■ **YOUR ASSIGNMENT**:
What lines of the data hold the string "mass"? Pull each one out.

■ **DATASET EXTRACT**:
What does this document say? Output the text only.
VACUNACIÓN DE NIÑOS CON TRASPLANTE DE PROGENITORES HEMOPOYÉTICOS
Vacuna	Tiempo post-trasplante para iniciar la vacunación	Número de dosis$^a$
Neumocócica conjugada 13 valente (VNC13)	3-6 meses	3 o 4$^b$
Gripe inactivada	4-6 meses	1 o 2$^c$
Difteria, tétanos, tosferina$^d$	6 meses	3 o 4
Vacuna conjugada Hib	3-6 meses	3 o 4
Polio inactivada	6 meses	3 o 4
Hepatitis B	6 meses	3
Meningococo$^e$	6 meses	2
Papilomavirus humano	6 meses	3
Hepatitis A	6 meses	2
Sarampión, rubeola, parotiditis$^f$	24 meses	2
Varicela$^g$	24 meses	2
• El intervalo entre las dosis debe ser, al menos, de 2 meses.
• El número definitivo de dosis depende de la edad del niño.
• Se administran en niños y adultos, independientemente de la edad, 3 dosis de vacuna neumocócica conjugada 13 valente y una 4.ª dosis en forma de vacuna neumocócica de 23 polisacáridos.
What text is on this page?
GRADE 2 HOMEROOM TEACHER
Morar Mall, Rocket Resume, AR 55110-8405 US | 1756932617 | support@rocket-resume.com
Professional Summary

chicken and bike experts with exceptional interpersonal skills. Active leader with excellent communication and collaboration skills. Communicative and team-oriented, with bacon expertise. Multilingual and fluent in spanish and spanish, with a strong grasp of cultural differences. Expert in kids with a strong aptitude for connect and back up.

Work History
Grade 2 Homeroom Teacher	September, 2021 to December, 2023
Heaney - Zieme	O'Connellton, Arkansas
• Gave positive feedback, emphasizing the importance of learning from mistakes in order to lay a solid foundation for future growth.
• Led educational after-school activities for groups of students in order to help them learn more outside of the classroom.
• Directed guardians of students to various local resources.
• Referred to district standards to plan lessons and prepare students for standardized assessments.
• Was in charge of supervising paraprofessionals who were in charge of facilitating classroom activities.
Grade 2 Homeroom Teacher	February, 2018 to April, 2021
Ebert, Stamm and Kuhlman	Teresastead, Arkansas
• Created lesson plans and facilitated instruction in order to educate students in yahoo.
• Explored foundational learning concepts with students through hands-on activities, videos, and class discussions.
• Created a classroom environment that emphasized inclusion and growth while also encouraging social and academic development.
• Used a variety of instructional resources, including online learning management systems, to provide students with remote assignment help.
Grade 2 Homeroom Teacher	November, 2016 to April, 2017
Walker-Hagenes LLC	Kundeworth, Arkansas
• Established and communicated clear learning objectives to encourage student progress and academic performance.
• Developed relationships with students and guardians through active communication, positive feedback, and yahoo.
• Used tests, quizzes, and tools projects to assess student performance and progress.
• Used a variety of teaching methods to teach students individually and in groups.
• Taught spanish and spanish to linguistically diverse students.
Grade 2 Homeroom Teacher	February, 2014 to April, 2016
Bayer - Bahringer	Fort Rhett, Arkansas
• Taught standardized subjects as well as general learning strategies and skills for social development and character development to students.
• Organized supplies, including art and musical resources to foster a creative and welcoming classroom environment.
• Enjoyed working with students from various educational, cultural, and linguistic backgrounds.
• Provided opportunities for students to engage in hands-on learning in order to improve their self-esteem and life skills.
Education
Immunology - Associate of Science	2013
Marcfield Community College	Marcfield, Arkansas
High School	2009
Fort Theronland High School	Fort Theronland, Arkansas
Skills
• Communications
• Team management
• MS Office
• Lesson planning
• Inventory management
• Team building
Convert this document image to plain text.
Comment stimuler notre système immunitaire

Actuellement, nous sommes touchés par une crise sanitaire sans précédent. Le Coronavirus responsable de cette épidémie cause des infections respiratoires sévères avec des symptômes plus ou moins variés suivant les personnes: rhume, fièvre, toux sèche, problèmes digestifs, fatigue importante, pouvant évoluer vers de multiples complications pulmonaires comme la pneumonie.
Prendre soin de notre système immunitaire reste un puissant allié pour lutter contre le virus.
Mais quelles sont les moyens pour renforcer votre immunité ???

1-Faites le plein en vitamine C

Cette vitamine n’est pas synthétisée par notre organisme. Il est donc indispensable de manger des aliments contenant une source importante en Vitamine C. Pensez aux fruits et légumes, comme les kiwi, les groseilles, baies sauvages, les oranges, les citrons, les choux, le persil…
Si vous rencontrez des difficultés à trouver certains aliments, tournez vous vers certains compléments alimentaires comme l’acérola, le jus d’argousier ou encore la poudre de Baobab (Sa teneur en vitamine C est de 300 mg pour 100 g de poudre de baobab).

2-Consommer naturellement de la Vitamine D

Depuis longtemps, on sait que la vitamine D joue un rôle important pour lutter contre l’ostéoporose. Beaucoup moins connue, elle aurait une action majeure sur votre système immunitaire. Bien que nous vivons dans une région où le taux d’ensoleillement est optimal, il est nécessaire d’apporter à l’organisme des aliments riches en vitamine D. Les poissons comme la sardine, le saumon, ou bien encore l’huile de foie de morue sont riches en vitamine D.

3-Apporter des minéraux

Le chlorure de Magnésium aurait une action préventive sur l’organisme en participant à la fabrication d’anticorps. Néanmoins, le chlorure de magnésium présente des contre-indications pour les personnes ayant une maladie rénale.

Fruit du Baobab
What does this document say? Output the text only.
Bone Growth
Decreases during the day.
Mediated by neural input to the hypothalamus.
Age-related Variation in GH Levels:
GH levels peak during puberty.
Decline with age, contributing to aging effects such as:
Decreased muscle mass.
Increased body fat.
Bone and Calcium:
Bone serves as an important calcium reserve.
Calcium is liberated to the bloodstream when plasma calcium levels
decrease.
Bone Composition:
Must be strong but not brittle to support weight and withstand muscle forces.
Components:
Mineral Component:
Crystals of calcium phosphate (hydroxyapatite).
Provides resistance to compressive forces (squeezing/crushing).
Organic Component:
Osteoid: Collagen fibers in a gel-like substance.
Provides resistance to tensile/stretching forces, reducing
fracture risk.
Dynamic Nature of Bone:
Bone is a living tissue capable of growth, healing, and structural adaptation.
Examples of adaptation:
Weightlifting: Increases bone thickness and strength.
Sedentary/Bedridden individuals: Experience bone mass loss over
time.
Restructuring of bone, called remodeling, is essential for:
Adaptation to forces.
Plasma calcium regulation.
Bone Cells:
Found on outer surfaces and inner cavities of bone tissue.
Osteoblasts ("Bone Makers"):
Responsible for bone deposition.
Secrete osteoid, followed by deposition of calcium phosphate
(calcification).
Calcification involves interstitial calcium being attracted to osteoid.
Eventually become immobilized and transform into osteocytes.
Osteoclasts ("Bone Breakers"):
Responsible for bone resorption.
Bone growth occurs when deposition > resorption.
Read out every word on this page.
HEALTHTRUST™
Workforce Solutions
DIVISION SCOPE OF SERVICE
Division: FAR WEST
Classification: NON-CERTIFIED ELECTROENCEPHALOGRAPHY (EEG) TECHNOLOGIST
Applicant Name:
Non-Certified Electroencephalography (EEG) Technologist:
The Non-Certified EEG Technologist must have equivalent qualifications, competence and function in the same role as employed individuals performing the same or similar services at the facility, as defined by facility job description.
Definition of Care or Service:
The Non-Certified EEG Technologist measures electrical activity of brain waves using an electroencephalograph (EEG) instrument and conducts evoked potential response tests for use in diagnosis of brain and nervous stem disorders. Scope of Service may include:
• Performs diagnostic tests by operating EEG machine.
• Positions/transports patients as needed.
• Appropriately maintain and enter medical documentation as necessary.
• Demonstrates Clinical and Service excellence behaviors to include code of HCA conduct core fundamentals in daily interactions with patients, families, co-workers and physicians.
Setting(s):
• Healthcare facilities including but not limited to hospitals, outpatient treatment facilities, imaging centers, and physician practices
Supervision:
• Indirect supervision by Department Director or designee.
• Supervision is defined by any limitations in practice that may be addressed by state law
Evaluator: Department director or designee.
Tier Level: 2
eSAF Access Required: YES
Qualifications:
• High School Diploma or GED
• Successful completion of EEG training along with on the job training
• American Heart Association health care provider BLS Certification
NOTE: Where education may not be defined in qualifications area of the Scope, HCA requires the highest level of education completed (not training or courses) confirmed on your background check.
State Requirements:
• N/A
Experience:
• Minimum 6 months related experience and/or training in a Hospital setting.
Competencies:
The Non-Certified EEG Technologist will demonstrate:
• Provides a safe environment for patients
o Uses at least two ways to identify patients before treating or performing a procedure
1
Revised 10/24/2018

■ **SOLUTION FOR THIS PROBLEM**:
Decreased muscle mass.
Sedentary/Bedridden individuals: Experience bone mass loss over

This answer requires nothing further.